● **WHAT IS REQUIRED**: Each line that follows should be printed again exactly as it stands.

● **Chart and figure data**:
* start *

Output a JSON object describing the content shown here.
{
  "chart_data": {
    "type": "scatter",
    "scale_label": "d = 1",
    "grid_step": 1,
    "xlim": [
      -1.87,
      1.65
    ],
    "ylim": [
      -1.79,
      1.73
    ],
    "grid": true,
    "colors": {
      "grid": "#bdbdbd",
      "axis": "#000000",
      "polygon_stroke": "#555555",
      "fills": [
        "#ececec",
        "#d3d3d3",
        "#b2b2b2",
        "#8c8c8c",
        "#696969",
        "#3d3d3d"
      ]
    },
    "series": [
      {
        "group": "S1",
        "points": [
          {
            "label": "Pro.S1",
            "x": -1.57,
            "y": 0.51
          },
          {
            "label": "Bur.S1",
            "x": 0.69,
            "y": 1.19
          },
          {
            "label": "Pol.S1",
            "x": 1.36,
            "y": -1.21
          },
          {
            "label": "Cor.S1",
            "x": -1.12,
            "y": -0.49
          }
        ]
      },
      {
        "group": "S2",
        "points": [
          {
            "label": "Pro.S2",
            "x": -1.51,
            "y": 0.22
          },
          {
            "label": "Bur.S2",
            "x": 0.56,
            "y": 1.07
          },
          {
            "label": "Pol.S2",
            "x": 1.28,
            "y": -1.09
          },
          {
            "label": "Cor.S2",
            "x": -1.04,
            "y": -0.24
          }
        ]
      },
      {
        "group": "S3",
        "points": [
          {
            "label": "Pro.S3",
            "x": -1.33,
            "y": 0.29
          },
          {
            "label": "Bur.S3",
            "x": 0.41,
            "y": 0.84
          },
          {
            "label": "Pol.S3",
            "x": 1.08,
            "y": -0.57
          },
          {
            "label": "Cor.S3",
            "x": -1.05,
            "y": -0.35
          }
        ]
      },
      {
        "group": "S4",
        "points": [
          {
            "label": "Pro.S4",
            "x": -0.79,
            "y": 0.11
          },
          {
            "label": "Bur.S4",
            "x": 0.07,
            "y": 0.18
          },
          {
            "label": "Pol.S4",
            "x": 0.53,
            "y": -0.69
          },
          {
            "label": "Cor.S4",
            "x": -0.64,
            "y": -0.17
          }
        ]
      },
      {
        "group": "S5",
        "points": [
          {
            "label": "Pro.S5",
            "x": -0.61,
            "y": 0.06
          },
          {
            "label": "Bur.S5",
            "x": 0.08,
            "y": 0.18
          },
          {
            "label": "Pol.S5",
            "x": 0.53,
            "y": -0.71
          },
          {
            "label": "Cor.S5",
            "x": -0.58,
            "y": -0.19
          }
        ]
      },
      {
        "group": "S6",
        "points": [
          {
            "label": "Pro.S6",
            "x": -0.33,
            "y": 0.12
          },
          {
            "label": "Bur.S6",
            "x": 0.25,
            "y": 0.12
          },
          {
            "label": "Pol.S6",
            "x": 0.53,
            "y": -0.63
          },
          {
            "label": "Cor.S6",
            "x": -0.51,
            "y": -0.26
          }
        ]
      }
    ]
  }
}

* end *

● **FINAL ANSWER**:
Output a JSON object describing the content shown here.
{
  "chart_data": {
    "type": "scatter",
    "scale_label": "d = 1",
    "grid_step": 1,
    "xlim": [
      -1.87,
      1.65
    ],
    "ylim": [
      -1.79,
      1.73
    ],
    "grid": true,
    "colors": {
      "grid": "#bdbdbd",
      "axis": "#000000",
      "polygon_stroke": "#555555",
      "fills": [
        "#ececec",
        "#d3d3d3",
        "#b2b2b2",
        "#8c8c8c",
        "#696969",
        "#3d3d3d"
      ]
    },
    "series": [
      {
        "group": "S1",
        "points": [
          {
            "label": "Pro.S1",
            "x": -1.57,
            "y": 0.51
          },
          {
            "label": "Bur.S1",
            "x": 0.69,
            "y": 1.19
          },
          {
            "label": "Pol.S1",
            "x": 1.36,
            "y": -1.21
          },
          {
            "label": "Cor.S1",
            "x": -1.12,
            "y": -0.49
          }
        ]
      },
      {
        "group": "S2",
        "points": [
          {
            "label": "Pro.S2",
            "x": -1.51,
            "y": 0.22
          },
          {
            "label": "Bur.S2",
            "x": 0.56,
            "y": 1.07
          },
          {
            "label": "Pol.S2",
            "x": 1.28,
            "y": -1.09
          },
          {
            "label": "Cor.S2",
            "x": -1.04,
            "y": -0.24
          }
        ]
      },
      {
        "group": "S3",
        "points": [
          {
            "label": "Pro.S3",
            "x": -1.33,
            "y": 0.29
          },
          {
            "label": "Bur.S3",
            "x": 0.41,
            "y": 0.84
          },
          {
            "label": "Pol.S3",
            "x": 1.08,
            "y": -0.57
          },
          {
            "label": "Cor.S3",
            "x": -1.05,
            "y": -0.35
          }
        ]
      },
      {
        "group": "S4",
        "points": [
          {
            "label": "Pro.S4",
            "x": -0.79,
            "y": 0.11
          },
          {
            "label": "Bur.S4",
            "x": 0.07,
            "y": 0.18
          },
          {
            "label": "Pol.S4",
            "x": 0.53,
            "y": -0.69
          },
          {
            "label": "Cor.S4",
            "x": -0.64,
            "y": -0.17
          }
        ]
      },
      {
        "group": "S5",
        "points": [
          {
            "label": "Pro.S5",
            "x": -0.61,
            "y": 0.06
          },
          {
            "label": "Bur.S5",
            "x": 0.08,
            "y": 0.18
          },
          {
            "label": "Pol.S5",
            "x": 0.53,
            "y": -0.71
          },
          {
            "label": "Cor.S5",
            "x": -0.58,
            "y": -0.19
          }
        ]
      },
      {
        "group": "S6",
        "points": [
          {
            "label": "Pro.S6",
            "x": -0.33,
            "y": 0.12
          },
          {
            "label": "Bur.S6",
            "x": 0.25,
            "y": 0.12
          },
          {
            "label": "Pol.S6",
            "x": 0.53,
            "y": -0.63
          },
          {
            "label": "Cor.S6",
            "x": -0.51,
            "y": -0.26
          }
        ]
      }
    ]
  }
}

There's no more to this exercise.